**What you should do**
Return only the number of lines in the entries below that hold the word "Центр".
___ Supplied material ___
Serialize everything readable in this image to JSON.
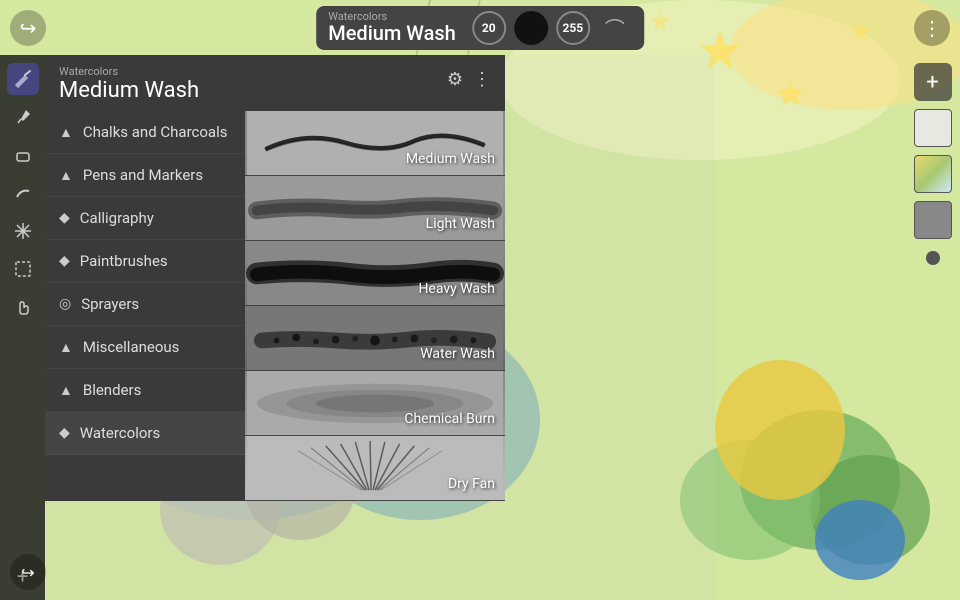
{
  "app": {
    "title": "Watercolors",
    "brush_name": "Medium Wash"
  },
  "toolbar": {
    "category": "Watercolors",
    "brush": "Medium Wash",
    "size_small": "20",
    "size_large": "255",
    "more_icon": "⋮",
    "undo_icon": "↩",
    "redo_icon": "↩",
    "curve_icon": "⌒"
  },
  "panel": {
    "subtitle": "Watercolors",
    "title": "Medium Wash",
    "settings_icon": "⚙",
    "more_icon": "⋮"
  },
  "categories": [
    {
      "id": "chalks",
      "label": "Chalks and Charcoals",
      "icon": "▲"
    },
    {
      "id": "pens",
      "label": "Pens and Markers",
      "icon": "▲"
    },
    {
      "id": "calligraphy",
      "label": "Calligraphy",
      "icon": "◆"
    },
    {
      "id": "paintbrushes",
      "label": "Paintbrushes",
      "icon": "◆"
    },
    {
      "id": "sprayers",
      "label": "Sprayers",
      "icon": "◎"
    },
    {
      "id": "miscellaneous",
      "label": "Miscellaneous",
      "icon": "▲"
    },
    {
      "id": "blenders",
      "label": "Blenders",
      "icon": "▲"
    },
    {
      "id": "watercolors",
      "label": "Watercolors",
      "icon": "◆",
      "active": true
    }
  ],
  "brushes": [
    {
      "id": "medium-wash",
      "label": "Medium Wash",
      "active": true
    },
    {
      "id": "light-wash",
      "label": "Light Wash"
    },
    {
      "id": "heavy-wash",
      "label": "Heavy Wash"
    },
    {
      "id": "water-wash",
      "label": "Water Wash"
    },
    {
      "id": "chemical-burn",
      "label": "Chemical Burn"
    },
    {
      "id": "dry-fan",
      "label": "Dry Fan"
    }
  ],
  "left_tools": [
    {
      "id": "brush",
      "icon": "✏",
      "active": true
    },
    {
      "id": "eyedropper",
      "icon": "⊕"
    },
    {
      "id": "eraser",
      "icon": "◯"
    },
    {
      "id": "smudge",
      "icon": "✋"
    },
    {
      "id": "transform",
      "icon": "✥"
    },
    {
      "id": "select",
      "icon": "⬚"
    },
    {
      "id": "hand",
      "icon": "✋"
    },
    {
      "id": "settings",
      "icon": "+"
    }
  ]
}
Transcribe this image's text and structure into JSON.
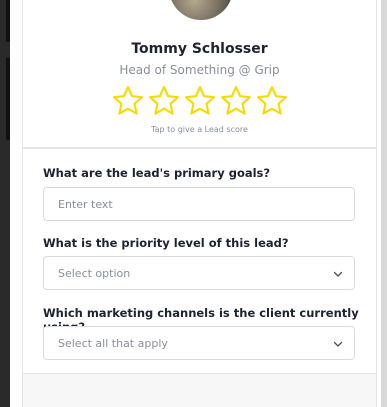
{
  "profile": {
    "name": "Tommy Schlosser",
    "title": "Head of Something @ Grip",
    "star_count": 5,
    "star_color": "#f5dc00",
    "tap_hint": "Tap to give a Lead score"
  },
  "questions": [
    {
      "label": "What are the lead's primary goals?",
      "placeholder": "Enter text",
      "type": "text"
    },
    {
      "label": "What is the priority level of this lead?",
      "placeholder": "Select option",
      "type": "select"
    },
    {
      "label": "Which marketing channels is the client currently using?",
      "placeholder": "Select all that apply",
      "type": "multiselect"
    }
  ],
  "icons": {
    "star": "star-outline-icon",
    "chevron": "chevron-down-icon"
  }
}
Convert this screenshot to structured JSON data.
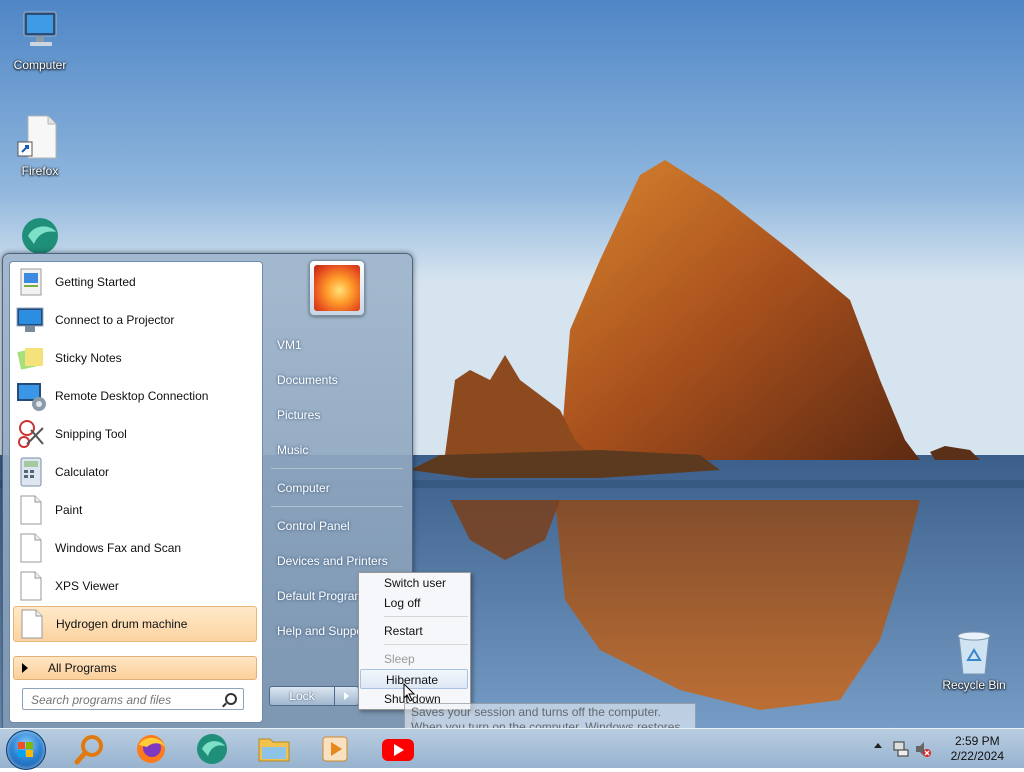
{
  "desktop": {
    "icons": [
      {
        "label": "Computer",
        "icon": "computer-icon"
      },
      {
        "label": "Firefox",
        "icon": "firefox-shortcut-icon"
      },
      {
        "label": "",
        "icon": "browser-globe-icon"
      },
      {
        "label": "Recycle Bin",
        "icon": "recycle-bin-icon"
      }
    ]
  },
  "start_menu": {
    "programs": [
      {
        "label": "Getting Started",
        "icon": "getting-started-icon"
      },
      {
        "label": "Connect to a Projector",
        "icon": "projector-icon"
      },
      {
        "label": "Sticky Notes",
        "icon": "sticky-notes-icon"
      },
      {
        "label": "Remote Desktop Connection",
        "icon": "remote-desktop-icon"
      },
      {
        "label": "Snipping Tool",
        "icon": "scissors-icon"
      },
      {
        "label": "Calculator",
        "icon": "calculator-icon"
      },
      {
        "label": "Paint",
        "icon": "document-icon"
      },
      {
        "label": "Windows Fax and Scan",
        "icon": "document-icon"
      },
      {
        "label": "XPS Viewer",
        "icon": "document-icon"
      },
      {
        "label": "Hydrogen drum machine",
        "icon": "document-icon",
        "highlighted": true
      }
    ],
    "all_programs": "All Programs",
    "search_placeholder": "Search programs and files",
    "right_links": {
      "user": "VM1",
      "documents": "Documents",
      "pictures": "Pictures",
      "music": "Music",
      "computer": "Computer",
      "control_panel": "Control Panel",
      "devices": "Devices and Printers",
      "default_programs": "Default Programs",
      "help": "Help and Support"
    },
    "lock_button": "Lock"
  },
  "power_menu": {
    "items": [
      {
        "label": "Switch user",
        "enabled": true
      },
      {
        "label": "Log off",
        "enabled": true
      },
      {
        "label": "Restart",
        "enabled": true
      },
      {
        "label": "Sleep",
        "enabled": false
      },
      {
        "label": "Hibernate",
        "enabled": true,
        "highlighted": true
      },
      {
        "label": "Shut down",
        "enabled": true
      }
    ]
  },
  "tooltip": {
    "text": "Saves your session and turns off the computer. When you turn on the computer, Windows restores your session."
  },
  "taskbar": {
    "pinned": [
      "search-icon",
      "firefox-icon",
      "browser-globe-icon",
      "file-explorer-icon",
      "media-player-icon",
      "youtube-icon"
    ],
    "clock_time": "2:59 PM",
    "clock_date": "2/22/2024"
  },
  "colors": {
    "highlight": "#fcd3a1",
    "taskbar": "#a9c1d9"
  }
}
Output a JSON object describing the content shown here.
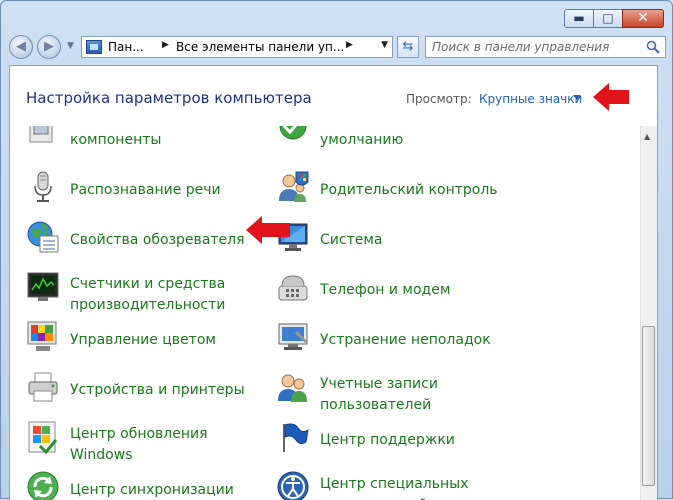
{
  "window": {
    "minimize_glyph": "▬",
    "maximize_glyph": "□",
    "close_glyph": "✕"
  },
  "nav": {
    "back_glyph": "◀",
    "forward_glyph": "▶",
    "recent_glyph": "▼",
    "breadcrumb": [
      "Пан...",
      "Все элементы панели уп..."
    ],
    "crumb_sep_glyph": "▶",
    "address_dropdown_glyph": "▼",
    "refresh_glyph": "⇆",
    "search_placeholder": "Поиск в панели управления"
  },
  "header": {
    "title": "Настройка параметров компьютера",
    "view_label": "Просмотр:",
    "view_value": "Крупные значки"
  },
  "items_left": [
    {
      "label": "компоненты",
      "icon": "programs-features-icon"
    },
    {
      "label": "Распознавание речи",
      "icon": "microphone-icon"
    },
    {
      "label": "Свойства обозревателя",
      "icon": "internet-options-icon"
    },
    {
      "label": "Счетчики и средства\nпроизводительности",
      "icon": "performance-icon"
    },
    {
      "label": "Управление цветом",
      "icon": "color-management-icon"
    },
    {
      "label": "Устройства и принтеры",
      "icon": "printer-icon"
    },
    {
      "label": "Центр обновления\nWindows",
      "icon": "windows-update-icon"
    },
    {
      "label": "Центр синхронизации",
      "icon": "sync-center-icon"
    }
  ],
  "items_right": [
    {
      "label": "умолчанию",
      "icon": "default-programs-icon"
    },
    {
      "label": "Родительский контроль",
      "icon": "parental-controls-icon"
    },
    {
      "label": "Система",
      "icon": "system-icon"
    },
    {
      "label": "Телефон и модем",
      "icon": "phone-modem-icon"
    },
    {
      "label": "Устранение неполадок",
      "icon": "troubleshooting-icon"
    },
    {
      "label": "Учетные записи\nпользователей",
      "icon": "user-accounts-icon"
    },
    {
      "label": "Центр поддержки",
      "icon": "action-center-icon"
    },
    {
      "label": "Центр специальных\nвозможностей",
      "icon": "ease-of-access-icon"
    }
  ],
  "colors": {
    "item_text": "#1b7a1b",
    "heading": "#1e3287",
    "link": "#1f5fb6",
    "annotation_arrow": "#e0141a"
  }
}
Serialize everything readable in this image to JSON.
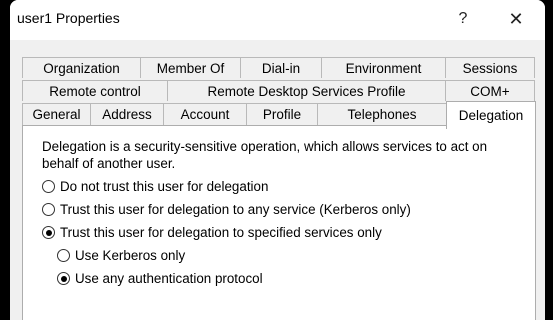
{
  "window": {
    "title": "user1 Properties",
    "help_glyph": "?",
    "close_glyph": "✕"
  },
  "tabs": {
    "row1": [
      "Organization",
      "Member Of",
      "Dial-in",
      "Environment",
      "Sessions"
    ],
    "row2": [
      "Remote control",
      "Remote Desktop Services Profile",
      "COM+"
    ],
    "row3": [
      "General",
      "Address",
      "Account",
      "Profile",
      "Telephones",
      "Delegation"
    ],
    "active": "Delegation"
  },
  "delegation": {
    "description": "Delegation is a security-sensitive operation, which allows services to act on behalf of another user.",
    "options": [
      {
        "label": "Do not trust this user for delegation",
        "checked": false
      },
      {
        "label": "Trust this user for delegation to any service (Kerberos only)",
        "checked": false
      },
      {
        "label": "Trust this user for delegation to specified services only",
        "checked": true
      }
    ],
    "sub_options": [
      {
        "label": "Use Kerberos only",
        "checked": false
      },
      {
        "label": "Use any authentication protocol",
        "checked": true
      }
    ]
  }
}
___
**Reply to the task**
4